[Data entries]

[start]

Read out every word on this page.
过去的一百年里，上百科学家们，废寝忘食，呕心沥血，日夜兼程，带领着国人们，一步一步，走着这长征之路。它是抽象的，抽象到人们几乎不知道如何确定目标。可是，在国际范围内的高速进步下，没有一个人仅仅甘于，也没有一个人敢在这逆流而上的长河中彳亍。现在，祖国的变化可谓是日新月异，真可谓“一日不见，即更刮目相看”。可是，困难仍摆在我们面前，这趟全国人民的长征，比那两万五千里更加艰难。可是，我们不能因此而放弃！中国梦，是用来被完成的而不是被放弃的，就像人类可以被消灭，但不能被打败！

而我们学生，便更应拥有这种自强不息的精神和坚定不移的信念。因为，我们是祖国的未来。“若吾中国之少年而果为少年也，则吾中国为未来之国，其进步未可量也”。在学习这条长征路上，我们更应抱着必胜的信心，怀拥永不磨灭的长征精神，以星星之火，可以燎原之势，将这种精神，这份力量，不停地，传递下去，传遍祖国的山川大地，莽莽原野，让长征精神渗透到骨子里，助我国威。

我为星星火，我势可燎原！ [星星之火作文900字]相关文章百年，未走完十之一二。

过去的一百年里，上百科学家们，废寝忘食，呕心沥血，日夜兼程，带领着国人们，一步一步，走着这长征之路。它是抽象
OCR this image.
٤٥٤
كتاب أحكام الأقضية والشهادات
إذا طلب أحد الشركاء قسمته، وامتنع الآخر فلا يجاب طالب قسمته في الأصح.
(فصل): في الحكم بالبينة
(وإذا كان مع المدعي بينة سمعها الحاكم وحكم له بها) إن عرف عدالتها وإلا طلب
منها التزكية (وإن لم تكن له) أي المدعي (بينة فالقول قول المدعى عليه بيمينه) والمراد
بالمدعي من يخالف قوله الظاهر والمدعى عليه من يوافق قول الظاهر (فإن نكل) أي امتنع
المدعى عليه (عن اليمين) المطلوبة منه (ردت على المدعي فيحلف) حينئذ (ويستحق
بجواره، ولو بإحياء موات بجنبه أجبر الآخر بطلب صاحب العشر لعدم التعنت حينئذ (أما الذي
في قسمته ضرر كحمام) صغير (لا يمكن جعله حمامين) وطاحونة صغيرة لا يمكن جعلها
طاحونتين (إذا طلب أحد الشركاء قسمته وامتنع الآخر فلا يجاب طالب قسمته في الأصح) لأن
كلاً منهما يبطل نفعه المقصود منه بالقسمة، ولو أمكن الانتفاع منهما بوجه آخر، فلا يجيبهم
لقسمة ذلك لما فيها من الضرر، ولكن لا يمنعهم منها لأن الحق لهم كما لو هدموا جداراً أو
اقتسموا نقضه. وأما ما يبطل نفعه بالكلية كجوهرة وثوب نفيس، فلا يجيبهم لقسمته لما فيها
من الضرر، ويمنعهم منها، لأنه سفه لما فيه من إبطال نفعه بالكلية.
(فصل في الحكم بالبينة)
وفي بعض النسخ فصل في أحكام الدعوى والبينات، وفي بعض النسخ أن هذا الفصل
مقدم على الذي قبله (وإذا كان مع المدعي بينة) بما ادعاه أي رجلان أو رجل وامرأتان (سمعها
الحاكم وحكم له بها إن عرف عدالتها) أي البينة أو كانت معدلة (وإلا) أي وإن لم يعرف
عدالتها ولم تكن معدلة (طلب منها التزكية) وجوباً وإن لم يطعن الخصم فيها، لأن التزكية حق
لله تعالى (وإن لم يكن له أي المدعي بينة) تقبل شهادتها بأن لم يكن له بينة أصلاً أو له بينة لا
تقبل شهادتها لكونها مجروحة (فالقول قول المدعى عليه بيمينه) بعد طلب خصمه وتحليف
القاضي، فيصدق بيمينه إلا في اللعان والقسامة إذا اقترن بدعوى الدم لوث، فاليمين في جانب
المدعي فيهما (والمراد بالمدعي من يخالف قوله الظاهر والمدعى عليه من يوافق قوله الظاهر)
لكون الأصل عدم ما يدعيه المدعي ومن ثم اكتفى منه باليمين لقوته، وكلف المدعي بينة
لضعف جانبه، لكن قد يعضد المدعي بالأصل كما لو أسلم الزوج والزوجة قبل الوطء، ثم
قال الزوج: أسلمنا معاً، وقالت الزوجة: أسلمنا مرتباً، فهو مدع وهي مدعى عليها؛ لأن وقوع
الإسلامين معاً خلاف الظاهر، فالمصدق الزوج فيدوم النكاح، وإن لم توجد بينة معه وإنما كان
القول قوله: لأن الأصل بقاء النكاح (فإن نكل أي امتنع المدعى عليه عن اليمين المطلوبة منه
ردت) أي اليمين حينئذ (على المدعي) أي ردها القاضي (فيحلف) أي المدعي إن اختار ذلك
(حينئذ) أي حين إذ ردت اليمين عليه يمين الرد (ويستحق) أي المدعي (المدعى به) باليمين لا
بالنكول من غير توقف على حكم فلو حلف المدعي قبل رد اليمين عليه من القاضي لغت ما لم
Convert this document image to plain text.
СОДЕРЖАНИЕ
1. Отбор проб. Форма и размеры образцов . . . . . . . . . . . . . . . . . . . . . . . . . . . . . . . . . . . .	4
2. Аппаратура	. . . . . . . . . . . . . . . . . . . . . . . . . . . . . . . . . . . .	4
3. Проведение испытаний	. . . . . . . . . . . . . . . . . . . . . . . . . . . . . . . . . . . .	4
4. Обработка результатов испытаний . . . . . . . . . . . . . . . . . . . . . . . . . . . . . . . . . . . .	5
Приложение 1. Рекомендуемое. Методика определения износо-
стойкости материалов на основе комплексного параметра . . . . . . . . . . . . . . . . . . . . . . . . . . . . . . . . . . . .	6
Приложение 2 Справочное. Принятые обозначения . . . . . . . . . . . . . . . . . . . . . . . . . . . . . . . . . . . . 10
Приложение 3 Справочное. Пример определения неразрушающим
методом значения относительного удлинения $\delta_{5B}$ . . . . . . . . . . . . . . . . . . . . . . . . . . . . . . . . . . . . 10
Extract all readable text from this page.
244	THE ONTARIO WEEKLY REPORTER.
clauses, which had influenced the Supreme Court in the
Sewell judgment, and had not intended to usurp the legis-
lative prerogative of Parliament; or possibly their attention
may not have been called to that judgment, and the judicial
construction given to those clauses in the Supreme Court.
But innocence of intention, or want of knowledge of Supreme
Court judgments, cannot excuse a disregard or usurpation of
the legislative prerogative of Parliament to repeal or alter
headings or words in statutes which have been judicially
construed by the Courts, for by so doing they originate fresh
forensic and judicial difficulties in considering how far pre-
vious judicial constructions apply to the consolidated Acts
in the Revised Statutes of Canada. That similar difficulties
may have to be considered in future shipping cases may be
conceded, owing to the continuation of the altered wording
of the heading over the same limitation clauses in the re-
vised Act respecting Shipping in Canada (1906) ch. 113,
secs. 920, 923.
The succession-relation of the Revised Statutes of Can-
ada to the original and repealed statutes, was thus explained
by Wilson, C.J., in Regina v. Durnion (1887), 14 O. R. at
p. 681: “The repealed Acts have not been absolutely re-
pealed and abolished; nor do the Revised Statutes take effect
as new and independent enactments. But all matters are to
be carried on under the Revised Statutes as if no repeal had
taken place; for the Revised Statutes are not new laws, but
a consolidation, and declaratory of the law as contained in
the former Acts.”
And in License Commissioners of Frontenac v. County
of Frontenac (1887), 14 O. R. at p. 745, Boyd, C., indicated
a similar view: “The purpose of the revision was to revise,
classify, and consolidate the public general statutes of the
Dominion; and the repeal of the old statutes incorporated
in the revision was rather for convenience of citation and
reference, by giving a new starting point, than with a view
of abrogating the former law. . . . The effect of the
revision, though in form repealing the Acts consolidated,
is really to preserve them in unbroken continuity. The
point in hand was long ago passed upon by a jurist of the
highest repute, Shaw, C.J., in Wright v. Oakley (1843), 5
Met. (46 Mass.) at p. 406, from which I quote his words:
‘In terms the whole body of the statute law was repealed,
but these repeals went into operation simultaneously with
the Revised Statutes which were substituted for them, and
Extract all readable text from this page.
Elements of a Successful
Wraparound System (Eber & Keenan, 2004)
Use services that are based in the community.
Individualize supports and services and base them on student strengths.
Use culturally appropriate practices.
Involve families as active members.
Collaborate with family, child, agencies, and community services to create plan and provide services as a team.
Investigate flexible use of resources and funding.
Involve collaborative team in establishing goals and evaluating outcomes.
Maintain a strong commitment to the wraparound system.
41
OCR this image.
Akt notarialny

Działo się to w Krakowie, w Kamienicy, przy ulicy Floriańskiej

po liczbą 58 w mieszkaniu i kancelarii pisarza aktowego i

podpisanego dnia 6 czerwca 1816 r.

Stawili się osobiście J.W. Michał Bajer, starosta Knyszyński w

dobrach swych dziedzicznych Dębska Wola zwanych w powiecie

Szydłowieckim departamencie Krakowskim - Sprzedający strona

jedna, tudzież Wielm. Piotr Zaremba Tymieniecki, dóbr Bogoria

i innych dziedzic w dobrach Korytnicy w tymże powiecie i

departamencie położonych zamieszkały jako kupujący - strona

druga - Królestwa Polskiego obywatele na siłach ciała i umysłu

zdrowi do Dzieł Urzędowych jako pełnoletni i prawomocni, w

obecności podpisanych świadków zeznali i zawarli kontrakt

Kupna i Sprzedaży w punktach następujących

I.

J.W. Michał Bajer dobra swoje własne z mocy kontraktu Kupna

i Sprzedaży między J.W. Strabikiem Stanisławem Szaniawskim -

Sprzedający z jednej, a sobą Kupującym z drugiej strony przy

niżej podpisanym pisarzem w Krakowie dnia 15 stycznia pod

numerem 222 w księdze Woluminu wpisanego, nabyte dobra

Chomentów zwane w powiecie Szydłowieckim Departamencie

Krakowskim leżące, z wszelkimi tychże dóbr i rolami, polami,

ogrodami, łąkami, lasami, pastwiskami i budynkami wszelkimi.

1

[end]

Task requirements →
Extract, from the material above, each line holding the word "wszelkimi".

Solution →
Krakowskim leżące, z wszelkimi tychże dóbr i rolami, polami,
ogrodami, łąkami, lasami, pastwiskami i budynkami wszelkimi.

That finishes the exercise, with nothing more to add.